§ **Problem to solve**:
Print the listing in its entirety and exactly, leaving out images.
** Start **
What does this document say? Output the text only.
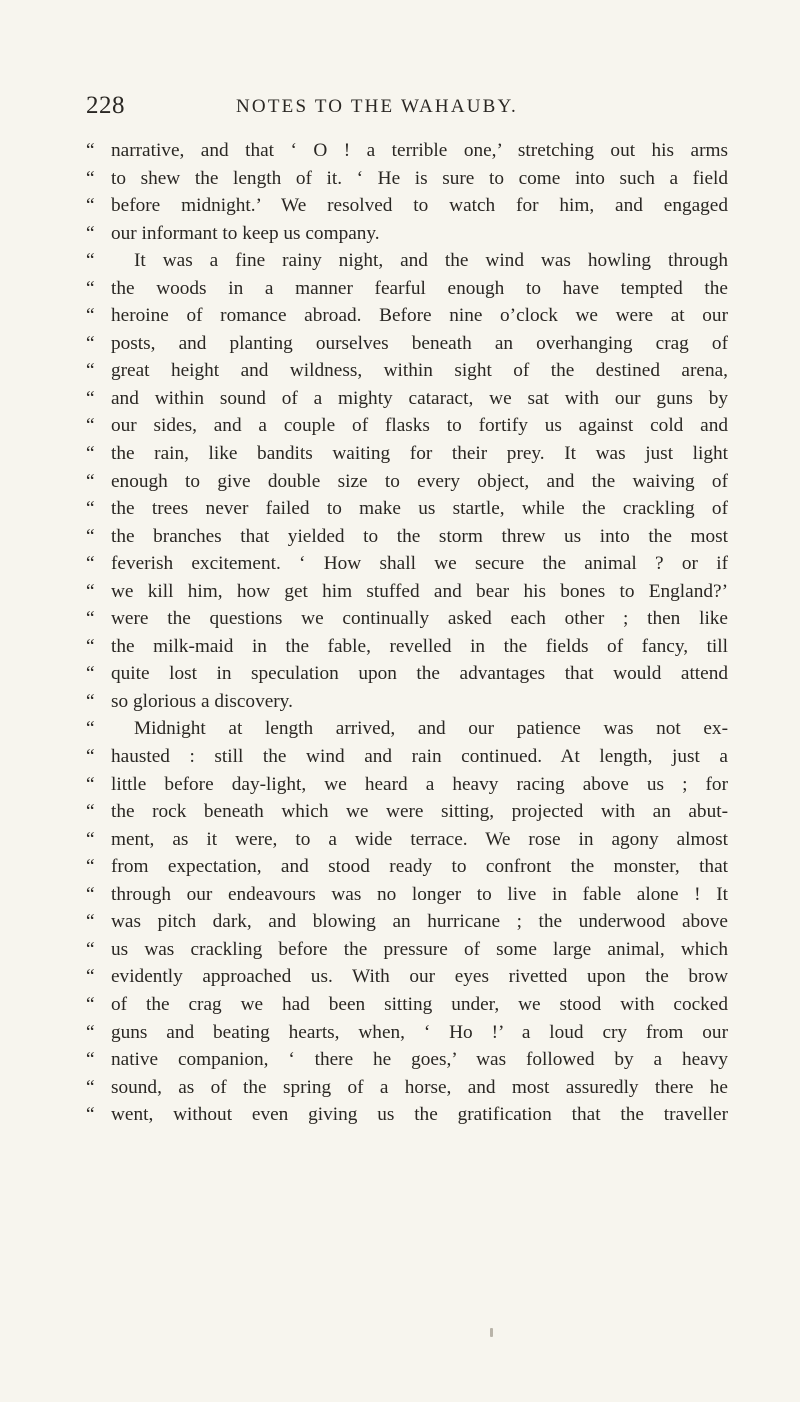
228	NOTES TO THE WAHAUBY.
“ narrative, and that ‘ O ! a terrible one,’ stretching out his arms
“ to shew the length of it. ‘ He is sure to come into such a field
“ before midnight.’ We resolved to watch for him, and engaged
“ our informant to keep us company.
“	It was a fine rainy night, and the wind was howling through
“ the woods in a manner fearful enough to have tempted the
“ heroine of romance abroad. Before nine o’clock we were at our
“ posts, and planting ourselves beneath an overhanging crag of
“ great height and wildness, within sight of the destined arena,
“ and within sound of a mighty cataract, we sat with our guns by
“ our sides, and a couple of flasks to fortify us against cold and
“ the rain, like bandits waiting for their prey. It was just light
“ enough to give double size to every object, and the waiving of
“ the trees never failed to make us startle, while the crackling of
“ the branches that yielded to the storm threw us into the most
“ feverish excitement. ‘ How shall we secure the animal ? or if
“ we kill him, how get him stuffed and bear his bones to England?’
“ were the questions we continually asked each other ; then like
“ the milk-maid in the fable, revelled in the fields of fancy, till
“ quite lost in speculation upon the advantages that would attend
“ so glorious a discovery.
“	Midnight at length arrived, and our patience was not ex-
“ hausted : still the wind and rain continued. At length, just a
“ little before day-light, we heard a heavy racing above us ; for
“ the rock beneath which we were sitting, projected with an abut-
“ ment, as it were, to a wide terrace. We rose in agony almost
“ from expectation, and stood ready to confront the monster, that
“ through our endeavours was no longer to live in fable alone ! It
“ was pitch dark, and blowing an hurricane ; the underwood above
“ us was crackling before the pressure of some large animal, which
“ evidently approached us. With our eyes rivetted upon the brow
“ of the crag we had been sitting under, we stood with cocked
“ guns and beating hearts, when, ‘ Ho !’ a loud cry from our
“ native companion, ‘ there he goes,’ was followed by a heavy
“ sound, as of the spring of a horse, and most assuredly there he
“ went, without even giving us the gratification that the traveller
** End **
§ **Full output**:
What does this document say? Output the text only.
228	NOTES TO THE WAHAUBY.
“ narrative, and that ‘ O ! a terrible one,’ stretching out his arms
“ to shew the length of it. ‘ He is sure to come into such a field
“ before midnight.’ We resolved to watch for him, and engaged
“ our informant to keep us company.
“	It was a fine rainy night, and the wind was howling through
“ the woods in a manner fearful enough to have tempted the
“ heroine of romance abroad. Before nine o’clock we were at our
“ posts, and planting ourselves beneath an overhanging crag of
“ great height and wildness, within sight of the destined arena,
“ and within sound of a mighty cataract, we sat with our guns by
“ our sides, and a couple of flasks to fortify us against cold and
“ the rain, like bandits waiting for their prey. It was just light
“ enough to give double size to every object, and the waiving of
“ the trees never failed to make us startle, while the crackling of
“ the branches that yielded to the storm threw us into the most
“ feverish excitement. ‘ How shall we secure the animal ? or if
“ we kill him, how get him stuffed and bear his bones to England?’
“ were the questions we continually asked each other ; then like
“ the milk-maid in the fable, revelled in the fields of fancy, till
“ quite lost in speculation upon the advantages that would attend
“ so glorious a discovery.
“	Midnight at length arrived, and our patience was not ex-
“ hausted : still the wind and rain continued. At length, just a
“ little before day-light, we heard a heavy racing above us ; for
“ the rock beneath which we were sitting, projected with an abut-
“ ment, as it were, to a wide terrace. We rose in agony almost
“ from expectation, and stood ready to confront the monster, that
“ through our endeavours was no longer to live in fable alone ! It
“ was pitch dark, and blowing an hurricane ; the underwood above
“ us was crackling before the pressure of some large animal, which
“ evidently approached us. With our eyes rivetted upon the brow
“ of the crag we had been sitting under, we stood with cocked
“ guns and beating hearts, when, ‘ Ho !’ a loud cry from our
“ native companion, ‘ there he goes,’ was followed by a heavy
“ sound, as of the spring of a horse, and most assuredly there he
“ went, without even giving us the gratification that the traveller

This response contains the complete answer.